Show each line of the items below that contains the string "diode". Case counts.

[Start Rows]

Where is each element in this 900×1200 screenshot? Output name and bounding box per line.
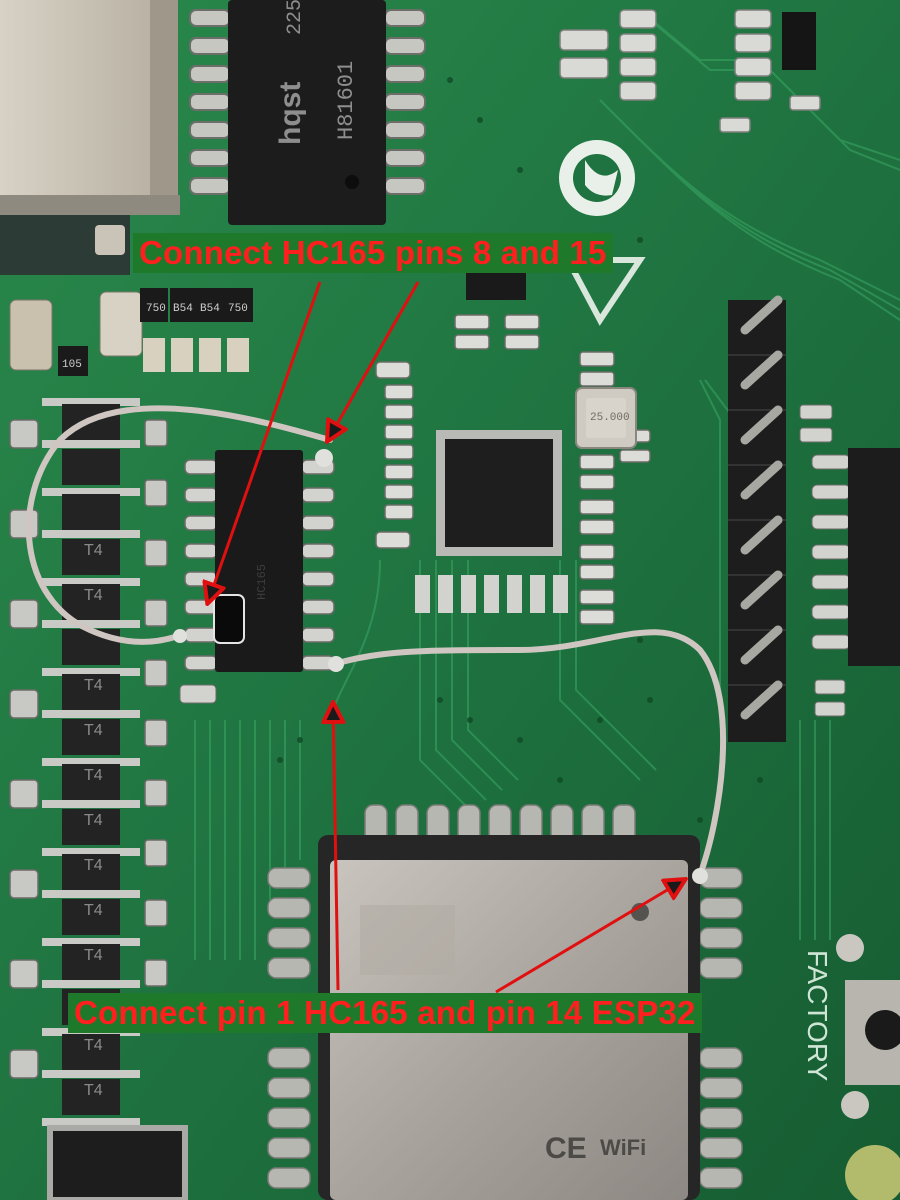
- diode-mark-10: T4: [84, 1037, 103, 1054]
- qfn-chip: [436, 430, 562, 556]
- smd-code-1: 750: [146, 303, 166, 315]
- smd-code-5: 105: [62, 359, 82, 371]
- annotation-label-top: Connect HC165 pins 8 and 15: [133, 233, 613, 273]
- svg-text:CE: CE: [545, 1132, 587, 1165]
- header-pins-small: [466, 272, 526, 300]
- photo-frame: hqst H81601 225 750 B54 B54 750 105 T4 T…: [0, 0, 900, 1200]
- annotation-label-bottom: Connect pin 1 HC165 and pin 14 ESP32: [68, 993, 702, 1033]
- wifi-mark: WiFi: [600, 1135, 646, 1160]
- sot-component: [782, 12, 816, 70]
- diode-mark-4: T4: [84, 722, 103, 739]
- silkscreen-logo: [559, 140, 635, 216]
- diode-mark-3: T4: [84, 677, 103, 694]
- smd-code-2: B54: [173, 303, 193, 315]
- solder-joint-left: [173, 629, 187, 643]
- svg-text:HC165: HC165: [255, 564, 269, 600]
- diode-mark-2: T4: [84, 587, 103, 604]
- pin-header: [728, 295, 786, 742]
- diode-mark-1: T4: [84, 542, 103, 559]
- transformer-part-text: H81601: [334, 61, 359, 140]
- diode-mark-5: T4: [84, 767, 103, 784]
- large-diode: [47, 1125, 188, 1200]
- crystal-text: 25.000: [590, 412, 630, 424]
- factory-label: FACTORY: [802, 950, 833, 1082]
- smd-code-3: B54: [200, 303, 220, 315]
- diode-mark-7: T4: [84, 857, 103, 874]
- solder-joint-top: [315, 449, 333, 467]
- smd-code-4: 750: [228, 303, 248, 315]
- solder-joint-esp32: [692, 868, 708, 884]
- diode-mark-11: T4: [84, 1082, 103, 1099]
- transformer-code-text: 225: [284, 0, 307, 35]
- diode-mark-9: T4: [84, 947, 103, 964]
- smd-under-chip: [179, 684, 217, 704]
- transformer-brand-text: hqst: [274, 82, 307, 145]
- diode-mark-8: T4: [84, 902, 103, 919]
- diode-mark-6: T4: [84, 812, 103, 829]
- crystal-oscillator: 25.000: [575, 387, 637, 449]
- solder-joint-pin1: [328, 656, 344, 672]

[End Rows]

» Answer to this problem
- diode-mark-10: T4: [84, 1037, 103, 1054]
- diode-mark-4: T4: [84, 722, 103, 739]
- diode-mark-3: T4: [84, 677, 103, 694]
- diode-mark-2: T4: [84, 587, 103, 604]
- diode-mark-1: T4: [84, 542, 103, 559]
- diode-mark-5: T4: [84, 767, 103, 784]
- large-diode: [47, 1125, 188, 1200]
- diode-mark-7: T4: [84, 857, 103, 874]
- diode-mark-11: T4: [84, 1082, 103, 1099]
- diode-mark-9: T4: [84, 947, 103, 964]
- diode-mark-8: T4: [84, 902, 103, 919]
- diode-mark-6: T4: [84, 812, 103, 829]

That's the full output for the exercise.